REQUIREMENT: In the material below, find every line with "property" and pull it out.

SOURCE DATA:
------------------------------------------------------------

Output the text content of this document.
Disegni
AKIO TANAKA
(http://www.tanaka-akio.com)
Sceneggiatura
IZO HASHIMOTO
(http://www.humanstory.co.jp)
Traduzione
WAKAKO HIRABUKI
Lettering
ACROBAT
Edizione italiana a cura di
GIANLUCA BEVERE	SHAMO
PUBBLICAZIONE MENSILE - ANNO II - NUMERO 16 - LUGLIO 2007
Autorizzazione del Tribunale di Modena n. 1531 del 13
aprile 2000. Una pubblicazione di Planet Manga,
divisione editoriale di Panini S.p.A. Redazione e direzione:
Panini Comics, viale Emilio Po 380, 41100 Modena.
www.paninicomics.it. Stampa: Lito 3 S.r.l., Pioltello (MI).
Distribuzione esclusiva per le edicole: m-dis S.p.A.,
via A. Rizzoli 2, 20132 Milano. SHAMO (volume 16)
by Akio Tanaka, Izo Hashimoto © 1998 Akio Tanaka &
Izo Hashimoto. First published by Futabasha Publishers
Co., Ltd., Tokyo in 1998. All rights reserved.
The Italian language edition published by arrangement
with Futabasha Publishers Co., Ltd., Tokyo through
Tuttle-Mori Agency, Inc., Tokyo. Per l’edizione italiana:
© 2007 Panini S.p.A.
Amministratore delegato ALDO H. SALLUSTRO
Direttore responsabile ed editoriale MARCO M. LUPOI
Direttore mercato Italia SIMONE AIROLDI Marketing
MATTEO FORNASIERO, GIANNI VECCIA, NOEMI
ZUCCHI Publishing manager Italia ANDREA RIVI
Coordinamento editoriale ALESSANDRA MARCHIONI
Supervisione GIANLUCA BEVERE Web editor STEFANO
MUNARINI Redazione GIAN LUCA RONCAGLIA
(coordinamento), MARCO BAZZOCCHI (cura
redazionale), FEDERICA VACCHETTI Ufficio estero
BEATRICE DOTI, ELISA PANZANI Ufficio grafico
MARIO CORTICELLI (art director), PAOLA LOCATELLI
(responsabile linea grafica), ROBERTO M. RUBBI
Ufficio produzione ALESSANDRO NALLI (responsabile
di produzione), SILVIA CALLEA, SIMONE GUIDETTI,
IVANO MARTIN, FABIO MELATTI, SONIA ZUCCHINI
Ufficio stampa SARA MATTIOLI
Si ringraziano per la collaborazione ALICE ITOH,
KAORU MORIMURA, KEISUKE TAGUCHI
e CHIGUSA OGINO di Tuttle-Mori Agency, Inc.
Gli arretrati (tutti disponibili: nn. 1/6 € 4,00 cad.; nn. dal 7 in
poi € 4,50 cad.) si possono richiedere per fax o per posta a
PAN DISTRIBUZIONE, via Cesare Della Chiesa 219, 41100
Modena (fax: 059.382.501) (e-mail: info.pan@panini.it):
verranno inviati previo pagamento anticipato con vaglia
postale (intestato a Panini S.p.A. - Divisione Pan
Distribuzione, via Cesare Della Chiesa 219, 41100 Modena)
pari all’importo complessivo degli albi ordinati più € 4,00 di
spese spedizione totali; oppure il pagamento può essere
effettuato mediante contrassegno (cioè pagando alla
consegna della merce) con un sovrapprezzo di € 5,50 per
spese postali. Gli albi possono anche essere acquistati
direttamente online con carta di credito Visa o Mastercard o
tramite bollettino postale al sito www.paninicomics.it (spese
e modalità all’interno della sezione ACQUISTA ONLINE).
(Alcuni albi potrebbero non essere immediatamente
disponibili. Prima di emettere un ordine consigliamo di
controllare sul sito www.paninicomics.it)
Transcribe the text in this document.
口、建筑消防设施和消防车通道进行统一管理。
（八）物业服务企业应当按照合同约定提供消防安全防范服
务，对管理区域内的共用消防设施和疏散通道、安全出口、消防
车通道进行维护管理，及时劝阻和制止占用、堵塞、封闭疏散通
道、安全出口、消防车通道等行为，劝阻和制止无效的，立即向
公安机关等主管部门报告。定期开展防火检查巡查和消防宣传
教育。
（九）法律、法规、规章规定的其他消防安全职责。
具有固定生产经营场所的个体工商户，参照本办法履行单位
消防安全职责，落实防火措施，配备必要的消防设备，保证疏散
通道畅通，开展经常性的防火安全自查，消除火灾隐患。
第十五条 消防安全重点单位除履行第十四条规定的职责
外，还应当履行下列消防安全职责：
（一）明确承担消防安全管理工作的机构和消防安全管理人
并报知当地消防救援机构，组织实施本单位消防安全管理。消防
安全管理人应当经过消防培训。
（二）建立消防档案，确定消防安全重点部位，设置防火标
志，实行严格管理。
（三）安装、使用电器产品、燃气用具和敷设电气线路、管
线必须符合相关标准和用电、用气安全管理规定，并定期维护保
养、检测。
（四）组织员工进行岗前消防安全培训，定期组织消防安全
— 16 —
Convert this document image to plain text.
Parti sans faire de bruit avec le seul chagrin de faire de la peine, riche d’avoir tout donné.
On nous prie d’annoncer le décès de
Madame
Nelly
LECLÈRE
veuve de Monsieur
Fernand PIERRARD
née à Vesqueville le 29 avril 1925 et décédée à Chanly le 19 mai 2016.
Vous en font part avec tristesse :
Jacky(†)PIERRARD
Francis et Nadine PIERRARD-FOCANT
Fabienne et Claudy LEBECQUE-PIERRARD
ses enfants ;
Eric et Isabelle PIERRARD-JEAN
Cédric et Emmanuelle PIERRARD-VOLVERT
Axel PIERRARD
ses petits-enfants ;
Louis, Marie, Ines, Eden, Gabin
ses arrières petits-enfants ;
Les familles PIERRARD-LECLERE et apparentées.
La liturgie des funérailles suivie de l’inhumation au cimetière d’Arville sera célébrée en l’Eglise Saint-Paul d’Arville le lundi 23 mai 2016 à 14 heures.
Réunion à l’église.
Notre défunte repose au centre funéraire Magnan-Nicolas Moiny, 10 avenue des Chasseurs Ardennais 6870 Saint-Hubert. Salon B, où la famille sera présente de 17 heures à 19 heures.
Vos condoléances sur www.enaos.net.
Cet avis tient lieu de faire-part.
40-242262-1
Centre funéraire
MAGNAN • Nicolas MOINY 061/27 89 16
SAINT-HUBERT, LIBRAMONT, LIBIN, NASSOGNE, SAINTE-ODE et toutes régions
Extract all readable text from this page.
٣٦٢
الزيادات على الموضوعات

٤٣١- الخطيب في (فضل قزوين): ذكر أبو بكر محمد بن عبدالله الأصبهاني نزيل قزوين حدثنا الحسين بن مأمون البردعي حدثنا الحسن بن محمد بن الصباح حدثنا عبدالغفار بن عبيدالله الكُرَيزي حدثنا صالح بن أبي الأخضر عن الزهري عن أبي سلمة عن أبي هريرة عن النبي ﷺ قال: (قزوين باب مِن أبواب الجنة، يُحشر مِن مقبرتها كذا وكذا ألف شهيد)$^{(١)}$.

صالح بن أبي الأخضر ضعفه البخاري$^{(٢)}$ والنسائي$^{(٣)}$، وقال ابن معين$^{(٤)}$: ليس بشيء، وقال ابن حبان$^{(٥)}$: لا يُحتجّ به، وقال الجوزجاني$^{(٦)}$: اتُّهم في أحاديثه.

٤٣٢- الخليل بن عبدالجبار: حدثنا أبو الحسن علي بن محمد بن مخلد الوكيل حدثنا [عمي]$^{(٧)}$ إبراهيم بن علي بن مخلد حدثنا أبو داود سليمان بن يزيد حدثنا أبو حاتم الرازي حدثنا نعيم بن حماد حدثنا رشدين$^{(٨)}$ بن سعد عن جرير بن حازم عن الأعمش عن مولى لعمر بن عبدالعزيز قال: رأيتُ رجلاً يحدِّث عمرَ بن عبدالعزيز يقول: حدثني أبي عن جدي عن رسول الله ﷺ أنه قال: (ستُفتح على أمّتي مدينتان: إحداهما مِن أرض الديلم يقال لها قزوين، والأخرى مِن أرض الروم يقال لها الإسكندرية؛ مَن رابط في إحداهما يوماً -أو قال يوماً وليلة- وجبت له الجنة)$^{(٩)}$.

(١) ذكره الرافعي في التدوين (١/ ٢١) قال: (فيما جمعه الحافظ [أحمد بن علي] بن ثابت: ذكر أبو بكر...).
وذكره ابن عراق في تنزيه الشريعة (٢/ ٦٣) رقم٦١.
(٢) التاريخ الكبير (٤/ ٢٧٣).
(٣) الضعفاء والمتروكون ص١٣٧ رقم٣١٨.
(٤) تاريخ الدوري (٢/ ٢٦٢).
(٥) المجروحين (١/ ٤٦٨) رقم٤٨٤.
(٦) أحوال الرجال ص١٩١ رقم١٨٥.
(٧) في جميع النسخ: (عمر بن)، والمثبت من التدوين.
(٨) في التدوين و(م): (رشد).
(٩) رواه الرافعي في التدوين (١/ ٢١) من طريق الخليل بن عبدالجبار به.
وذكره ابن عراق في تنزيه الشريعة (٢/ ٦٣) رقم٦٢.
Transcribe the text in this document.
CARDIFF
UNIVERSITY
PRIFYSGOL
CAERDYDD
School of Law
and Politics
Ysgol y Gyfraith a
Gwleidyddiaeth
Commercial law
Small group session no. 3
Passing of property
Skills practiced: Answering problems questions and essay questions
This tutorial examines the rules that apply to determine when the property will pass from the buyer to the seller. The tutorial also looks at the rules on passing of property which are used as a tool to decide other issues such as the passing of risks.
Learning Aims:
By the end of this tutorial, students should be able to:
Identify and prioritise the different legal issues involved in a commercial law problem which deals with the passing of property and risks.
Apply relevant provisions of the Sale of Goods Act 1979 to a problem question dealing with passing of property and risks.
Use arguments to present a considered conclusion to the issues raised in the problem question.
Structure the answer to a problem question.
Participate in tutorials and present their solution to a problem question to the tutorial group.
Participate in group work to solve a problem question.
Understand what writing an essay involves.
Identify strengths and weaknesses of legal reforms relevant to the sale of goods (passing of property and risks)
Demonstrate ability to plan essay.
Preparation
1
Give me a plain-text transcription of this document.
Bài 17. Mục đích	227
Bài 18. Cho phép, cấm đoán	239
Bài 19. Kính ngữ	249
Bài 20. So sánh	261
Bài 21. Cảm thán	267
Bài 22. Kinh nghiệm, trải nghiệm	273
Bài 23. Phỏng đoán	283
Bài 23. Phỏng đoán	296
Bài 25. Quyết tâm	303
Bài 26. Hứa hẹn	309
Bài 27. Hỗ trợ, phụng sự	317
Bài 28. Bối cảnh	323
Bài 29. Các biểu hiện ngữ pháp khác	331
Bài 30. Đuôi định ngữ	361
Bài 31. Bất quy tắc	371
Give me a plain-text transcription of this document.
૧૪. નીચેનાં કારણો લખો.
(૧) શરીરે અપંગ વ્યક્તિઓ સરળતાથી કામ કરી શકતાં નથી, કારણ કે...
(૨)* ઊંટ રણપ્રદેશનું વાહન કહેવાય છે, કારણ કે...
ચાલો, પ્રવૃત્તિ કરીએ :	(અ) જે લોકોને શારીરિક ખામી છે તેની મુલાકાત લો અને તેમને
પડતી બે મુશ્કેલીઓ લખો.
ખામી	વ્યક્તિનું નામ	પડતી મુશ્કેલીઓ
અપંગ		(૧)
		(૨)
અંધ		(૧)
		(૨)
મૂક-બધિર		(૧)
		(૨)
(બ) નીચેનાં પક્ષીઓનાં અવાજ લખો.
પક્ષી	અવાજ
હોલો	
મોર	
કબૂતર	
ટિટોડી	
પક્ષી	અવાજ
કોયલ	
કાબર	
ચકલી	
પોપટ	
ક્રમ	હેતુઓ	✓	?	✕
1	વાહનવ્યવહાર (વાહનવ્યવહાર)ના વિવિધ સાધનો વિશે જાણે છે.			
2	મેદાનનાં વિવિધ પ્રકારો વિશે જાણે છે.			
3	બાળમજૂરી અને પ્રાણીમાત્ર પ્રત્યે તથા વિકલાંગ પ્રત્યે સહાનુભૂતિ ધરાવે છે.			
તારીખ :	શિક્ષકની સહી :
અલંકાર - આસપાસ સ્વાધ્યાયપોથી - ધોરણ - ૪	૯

------------------------------------------------------------

RESPONSE TO THIS EXERCISE:
Passing of property
This tutorial examines the rules that apply to determine when the property will pass from the buyer to the seller. The tutorial also looks at the rules on passing of property which are used as a tool to decide other issues such as the passing of risks.
Identify and prioritise the different legal issues involved in a commercial law problem which deals with the passing of property and risks.
Apply relevant provisions of the Sale of Goods Act 1979 to a problem question dealing with passing of property and risks.
Identify strengths and weaknesses of legal reforms relevant to the sale of goods (passing of property and risks)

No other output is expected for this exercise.